-- Begin --

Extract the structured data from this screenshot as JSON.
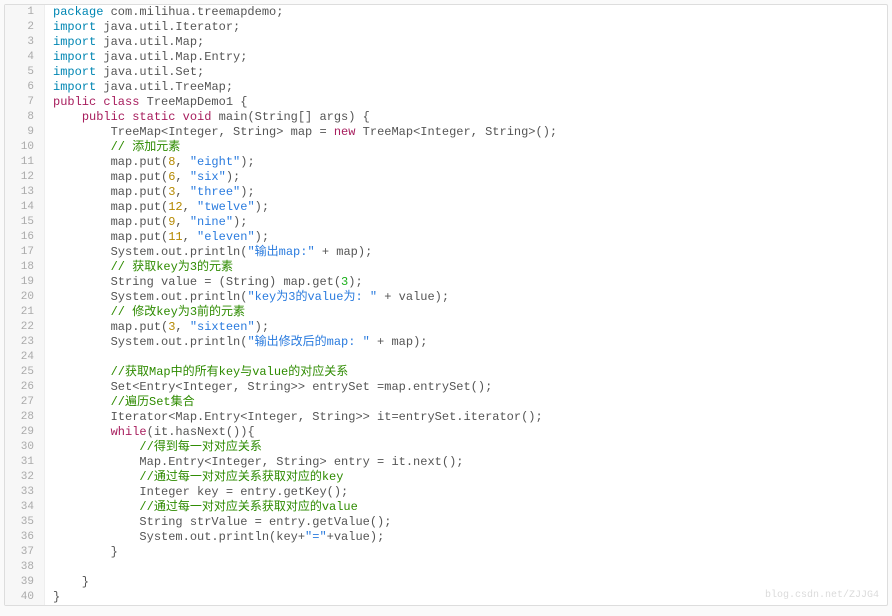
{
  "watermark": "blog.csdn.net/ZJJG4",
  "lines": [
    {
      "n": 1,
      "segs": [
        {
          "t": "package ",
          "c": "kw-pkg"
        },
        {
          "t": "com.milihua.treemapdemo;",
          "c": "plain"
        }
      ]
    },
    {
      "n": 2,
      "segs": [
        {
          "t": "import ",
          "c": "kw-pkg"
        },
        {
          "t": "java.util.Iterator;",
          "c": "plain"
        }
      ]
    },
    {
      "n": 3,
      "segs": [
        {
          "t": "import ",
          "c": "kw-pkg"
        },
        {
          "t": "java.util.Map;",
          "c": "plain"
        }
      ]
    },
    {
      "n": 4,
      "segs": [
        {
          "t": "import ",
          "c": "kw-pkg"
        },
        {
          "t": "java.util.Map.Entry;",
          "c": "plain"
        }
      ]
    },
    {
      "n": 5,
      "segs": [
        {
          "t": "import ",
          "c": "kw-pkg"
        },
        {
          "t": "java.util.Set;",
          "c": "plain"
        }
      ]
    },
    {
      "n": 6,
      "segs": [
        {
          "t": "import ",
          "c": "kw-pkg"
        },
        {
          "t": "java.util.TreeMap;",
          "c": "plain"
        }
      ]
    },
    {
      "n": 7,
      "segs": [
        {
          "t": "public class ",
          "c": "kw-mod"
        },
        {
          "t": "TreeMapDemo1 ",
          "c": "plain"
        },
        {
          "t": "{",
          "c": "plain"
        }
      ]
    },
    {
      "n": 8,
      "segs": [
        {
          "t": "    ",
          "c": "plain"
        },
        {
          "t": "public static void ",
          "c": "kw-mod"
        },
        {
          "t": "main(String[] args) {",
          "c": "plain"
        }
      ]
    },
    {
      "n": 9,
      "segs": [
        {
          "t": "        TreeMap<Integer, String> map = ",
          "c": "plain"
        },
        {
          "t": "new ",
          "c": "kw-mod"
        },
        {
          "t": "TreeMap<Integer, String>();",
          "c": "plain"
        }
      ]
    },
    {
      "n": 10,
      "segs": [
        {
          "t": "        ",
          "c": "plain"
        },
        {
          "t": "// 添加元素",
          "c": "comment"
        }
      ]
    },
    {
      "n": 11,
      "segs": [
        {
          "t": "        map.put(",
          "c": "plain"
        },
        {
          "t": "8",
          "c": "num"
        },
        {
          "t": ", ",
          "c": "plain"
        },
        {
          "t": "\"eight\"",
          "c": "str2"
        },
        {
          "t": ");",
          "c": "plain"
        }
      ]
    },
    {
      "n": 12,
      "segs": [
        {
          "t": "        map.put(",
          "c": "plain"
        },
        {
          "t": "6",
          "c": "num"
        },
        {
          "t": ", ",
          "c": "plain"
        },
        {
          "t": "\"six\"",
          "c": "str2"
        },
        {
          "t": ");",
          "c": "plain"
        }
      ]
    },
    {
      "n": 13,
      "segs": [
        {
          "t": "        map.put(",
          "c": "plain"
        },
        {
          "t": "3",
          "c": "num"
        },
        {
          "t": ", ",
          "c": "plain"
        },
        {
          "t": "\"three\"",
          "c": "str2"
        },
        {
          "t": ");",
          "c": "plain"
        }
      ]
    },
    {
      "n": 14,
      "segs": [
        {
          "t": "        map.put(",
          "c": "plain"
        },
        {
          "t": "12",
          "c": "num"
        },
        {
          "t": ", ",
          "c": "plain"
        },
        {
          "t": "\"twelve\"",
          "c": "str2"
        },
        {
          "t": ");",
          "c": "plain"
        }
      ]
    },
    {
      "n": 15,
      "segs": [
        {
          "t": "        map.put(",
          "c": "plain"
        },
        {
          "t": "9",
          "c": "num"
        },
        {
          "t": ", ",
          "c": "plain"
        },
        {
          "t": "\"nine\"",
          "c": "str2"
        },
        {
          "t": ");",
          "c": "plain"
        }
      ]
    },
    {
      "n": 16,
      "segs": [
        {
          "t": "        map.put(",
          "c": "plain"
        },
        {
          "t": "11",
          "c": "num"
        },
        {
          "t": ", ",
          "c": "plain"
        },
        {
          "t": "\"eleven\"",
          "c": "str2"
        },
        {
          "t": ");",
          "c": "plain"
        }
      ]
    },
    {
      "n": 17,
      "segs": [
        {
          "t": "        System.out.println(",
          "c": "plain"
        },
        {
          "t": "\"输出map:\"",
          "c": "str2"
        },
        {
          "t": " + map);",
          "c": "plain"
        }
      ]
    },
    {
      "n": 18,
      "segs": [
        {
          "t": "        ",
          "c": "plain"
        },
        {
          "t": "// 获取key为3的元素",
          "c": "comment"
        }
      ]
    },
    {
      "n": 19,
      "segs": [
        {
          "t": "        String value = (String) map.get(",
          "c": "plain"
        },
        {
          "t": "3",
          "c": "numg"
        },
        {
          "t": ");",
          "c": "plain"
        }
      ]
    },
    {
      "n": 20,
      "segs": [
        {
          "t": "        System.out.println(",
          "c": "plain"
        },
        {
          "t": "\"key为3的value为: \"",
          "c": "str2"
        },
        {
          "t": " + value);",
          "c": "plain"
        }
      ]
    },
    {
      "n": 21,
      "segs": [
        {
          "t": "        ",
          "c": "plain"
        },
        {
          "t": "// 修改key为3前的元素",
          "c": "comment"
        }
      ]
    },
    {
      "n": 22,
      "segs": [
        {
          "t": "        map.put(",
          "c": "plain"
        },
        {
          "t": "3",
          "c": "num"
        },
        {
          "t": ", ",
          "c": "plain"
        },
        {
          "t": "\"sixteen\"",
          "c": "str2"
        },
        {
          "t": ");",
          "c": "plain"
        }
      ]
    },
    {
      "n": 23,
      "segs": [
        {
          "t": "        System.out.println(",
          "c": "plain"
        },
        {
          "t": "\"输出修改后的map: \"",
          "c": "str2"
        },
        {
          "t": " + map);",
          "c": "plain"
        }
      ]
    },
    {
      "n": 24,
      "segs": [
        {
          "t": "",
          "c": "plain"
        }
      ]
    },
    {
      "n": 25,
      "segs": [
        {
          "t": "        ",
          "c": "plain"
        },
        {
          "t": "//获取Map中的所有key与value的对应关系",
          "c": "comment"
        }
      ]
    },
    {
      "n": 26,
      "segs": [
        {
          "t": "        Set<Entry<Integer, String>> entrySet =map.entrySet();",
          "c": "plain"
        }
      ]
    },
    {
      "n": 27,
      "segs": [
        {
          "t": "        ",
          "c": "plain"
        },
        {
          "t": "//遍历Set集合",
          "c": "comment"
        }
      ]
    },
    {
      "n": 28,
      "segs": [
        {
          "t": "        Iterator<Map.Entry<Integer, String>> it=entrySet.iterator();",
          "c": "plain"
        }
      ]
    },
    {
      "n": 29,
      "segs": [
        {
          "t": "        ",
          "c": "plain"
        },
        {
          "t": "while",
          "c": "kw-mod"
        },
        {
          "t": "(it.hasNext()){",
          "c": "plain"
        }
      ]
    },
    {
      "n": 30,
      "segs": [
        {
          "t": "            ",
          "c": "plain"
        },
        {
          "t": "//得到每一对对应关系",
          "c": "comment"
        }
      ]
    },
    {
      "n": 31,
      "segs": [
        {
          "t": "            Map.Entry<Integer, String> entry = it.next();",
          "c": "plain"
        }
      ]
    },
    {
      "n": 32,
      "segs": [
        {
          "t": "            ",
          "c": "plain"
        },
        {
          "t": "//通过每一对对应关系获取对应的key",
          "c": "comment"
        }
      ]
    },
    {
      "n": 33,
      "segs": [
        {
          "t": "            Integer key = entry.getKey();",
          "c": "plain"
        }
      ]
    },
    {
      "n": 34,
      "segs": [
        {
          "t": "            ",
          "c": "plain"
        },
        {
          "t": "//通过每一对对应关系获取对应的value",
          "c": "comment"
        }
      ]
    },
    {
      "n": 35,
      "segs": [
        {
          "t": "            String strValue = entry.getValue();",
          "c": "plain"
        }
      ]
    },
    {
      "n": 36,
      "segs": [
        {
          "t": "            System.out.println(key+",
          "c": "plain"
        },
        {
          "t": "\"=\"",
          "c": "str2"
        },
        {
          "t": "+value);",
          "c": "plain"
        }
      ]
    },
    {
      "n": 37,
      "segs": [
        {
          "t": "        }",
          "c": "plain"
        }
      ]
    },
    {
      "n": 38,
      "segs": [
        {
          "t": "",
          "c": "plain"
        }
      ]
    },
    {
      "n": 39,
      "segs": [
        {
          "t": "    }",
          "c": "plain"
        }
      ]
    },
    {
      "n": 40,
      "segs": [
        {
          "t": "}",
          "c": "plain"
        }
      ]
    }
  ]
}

-- End --
-- Begin --

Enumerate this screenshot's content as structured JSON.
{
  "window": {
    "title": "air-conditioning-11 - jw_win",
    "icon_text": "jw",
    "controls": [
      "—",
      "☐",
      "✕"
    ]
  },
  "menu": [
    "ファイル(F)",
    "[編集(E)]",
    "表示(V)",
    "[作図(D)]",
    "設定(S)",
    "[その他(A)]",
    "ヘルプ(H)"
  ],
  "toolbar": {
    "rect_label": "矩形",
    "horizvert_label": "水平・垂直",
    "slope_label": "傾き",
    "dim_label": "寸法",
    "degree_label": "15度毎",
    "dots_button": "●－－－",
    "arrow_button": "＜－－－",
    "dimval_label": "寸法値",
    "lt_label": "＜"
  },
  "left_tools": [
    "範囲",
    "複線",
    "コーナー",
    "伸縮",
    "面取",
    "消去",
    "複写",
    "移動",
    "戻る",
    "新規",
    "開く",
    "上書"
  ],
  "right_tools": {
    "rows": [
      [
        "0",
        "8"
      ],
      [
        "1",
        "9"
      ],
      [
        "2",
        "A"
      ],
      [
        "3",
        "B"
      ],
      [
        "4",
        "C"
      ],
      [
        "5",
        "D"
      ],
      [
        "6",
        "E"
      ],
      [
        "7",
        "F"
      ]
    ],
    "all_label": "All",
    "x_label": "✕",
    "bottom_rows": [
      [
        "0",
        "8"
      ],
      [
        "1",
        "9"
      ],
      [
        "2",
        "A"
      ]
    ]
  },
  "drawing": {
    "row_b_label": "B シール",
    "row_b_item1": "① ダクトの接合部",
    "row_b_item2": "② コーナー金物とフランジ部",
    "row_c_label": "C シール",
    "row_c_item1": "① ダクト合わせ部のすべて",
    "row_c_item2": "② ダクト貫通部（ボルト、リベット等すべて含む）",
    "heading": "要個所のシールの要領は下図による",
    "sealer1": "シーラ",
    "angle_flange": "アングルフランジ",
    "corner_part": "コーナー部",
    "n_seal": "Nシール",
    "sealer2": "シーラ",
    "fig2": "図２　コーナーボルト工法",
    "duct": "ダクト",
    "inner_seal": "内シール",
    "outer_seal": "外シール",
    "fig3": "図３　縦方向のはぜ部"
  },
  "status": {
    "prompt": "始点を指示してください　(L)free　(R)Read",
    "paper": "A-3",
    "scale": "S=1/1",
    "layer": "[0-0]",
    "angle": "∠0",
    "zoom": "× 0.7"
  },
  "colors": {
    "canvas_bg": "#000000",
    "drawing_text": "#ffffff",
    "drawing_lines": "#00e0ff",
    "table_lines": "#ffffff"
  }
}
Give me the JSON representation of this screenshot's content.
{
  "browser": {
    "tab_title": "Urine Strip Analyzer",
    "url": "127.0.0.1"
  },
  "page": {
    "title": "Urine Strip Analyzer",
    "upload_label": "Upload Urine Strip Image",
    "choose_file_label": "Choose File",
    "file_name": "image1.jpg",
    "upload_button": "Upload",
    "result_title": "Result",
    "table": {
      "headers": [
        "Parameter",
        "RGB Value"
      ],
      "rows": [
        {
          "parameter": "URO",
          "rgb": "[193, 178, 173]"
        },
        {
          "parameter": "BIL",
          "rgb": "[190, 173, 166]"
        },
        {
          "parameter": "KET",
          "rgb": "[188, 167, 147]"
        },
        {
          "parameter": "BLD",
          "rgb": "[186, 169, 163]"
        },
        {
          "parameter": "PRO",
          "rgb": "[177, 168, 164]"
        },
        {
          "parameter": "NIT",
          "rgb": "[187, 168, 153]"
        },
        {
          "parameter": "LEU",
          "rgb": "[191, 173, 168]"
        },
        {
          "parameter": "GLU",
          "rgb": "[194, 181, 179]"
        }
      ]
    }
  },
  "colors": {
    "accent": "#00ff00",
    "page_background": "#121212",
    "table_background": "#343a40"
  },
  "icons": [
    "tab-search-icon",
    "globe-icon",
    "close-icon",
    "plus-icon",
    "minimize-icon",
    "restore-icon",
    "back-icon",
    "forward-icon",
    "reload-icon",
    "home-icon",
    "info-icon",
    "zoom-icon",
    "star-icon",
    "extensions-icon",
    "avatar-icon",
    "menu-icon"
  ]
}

-- End --
-- Begin --

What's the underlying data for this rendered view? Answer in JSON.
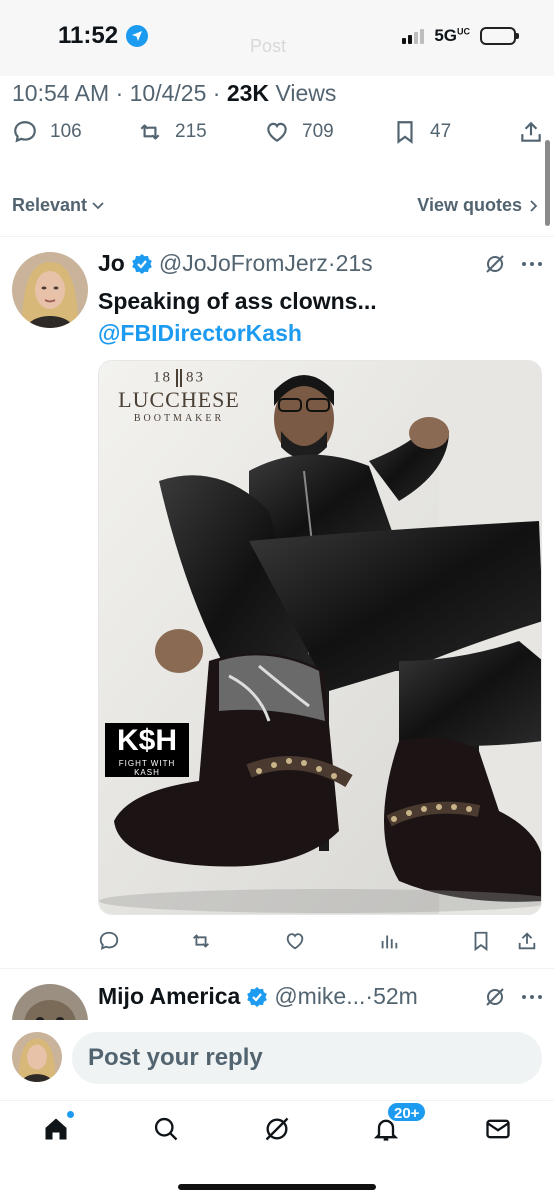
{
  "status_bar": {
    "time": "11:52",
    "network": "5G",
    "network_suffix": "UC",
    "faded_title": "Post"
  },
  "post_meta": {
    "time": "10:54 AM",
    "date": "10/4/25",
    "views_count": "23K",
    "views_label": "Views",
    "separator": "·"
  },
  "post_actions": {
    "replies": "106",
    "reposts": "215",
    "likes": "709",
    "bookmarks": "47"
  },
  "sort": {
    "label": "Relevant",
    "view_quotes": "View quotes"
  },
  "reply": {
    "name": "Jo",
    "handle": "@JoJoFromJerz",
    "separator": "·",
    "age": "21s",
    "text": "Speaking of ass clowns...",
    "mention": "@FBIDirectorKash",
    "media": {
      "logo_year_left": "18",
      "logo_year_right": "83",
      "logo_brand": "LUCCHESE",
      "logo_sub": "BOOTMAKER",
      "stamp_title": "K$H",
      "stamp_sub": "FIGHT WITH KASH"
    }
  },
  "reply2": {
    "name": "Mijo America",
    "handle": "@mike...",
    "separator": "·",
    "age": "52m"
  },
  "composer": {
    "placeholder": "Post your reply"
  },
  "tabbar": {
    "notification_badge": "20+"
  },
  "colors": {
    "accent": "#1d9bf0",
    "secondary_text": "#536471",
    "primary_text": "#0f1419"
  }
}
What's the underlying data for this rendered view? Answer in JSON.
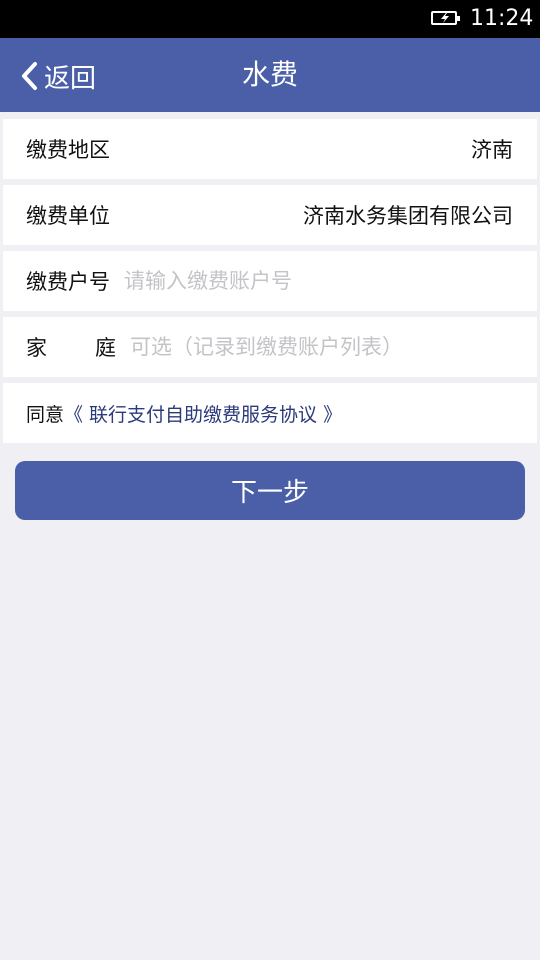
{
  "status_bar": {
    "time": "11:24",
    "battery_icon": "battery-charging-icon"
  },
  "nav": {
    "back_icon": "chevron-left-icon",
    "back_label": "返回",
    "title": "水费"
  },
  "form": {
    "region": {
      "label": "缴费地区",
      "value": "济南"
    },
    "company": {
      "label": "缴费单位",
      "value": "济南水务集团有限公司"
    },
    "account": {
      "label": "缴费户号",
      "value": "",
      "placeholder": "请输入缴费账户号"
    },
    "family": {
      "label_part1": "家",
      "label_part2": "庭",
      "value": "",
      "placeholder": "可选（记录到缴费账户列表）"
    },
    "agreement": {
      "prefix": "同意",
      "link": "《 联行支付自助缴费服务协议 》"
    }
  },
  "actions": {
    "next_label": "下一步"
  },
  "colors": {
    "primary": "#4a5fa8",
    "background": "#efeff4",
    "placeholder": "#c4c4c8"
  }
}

-- End --

## Do this
Pick out every line holding the string "content" and return it.

## Answer
Enumerate this screenshot's content as structured JSON.
Give me the JSON representation of this screenshot's content.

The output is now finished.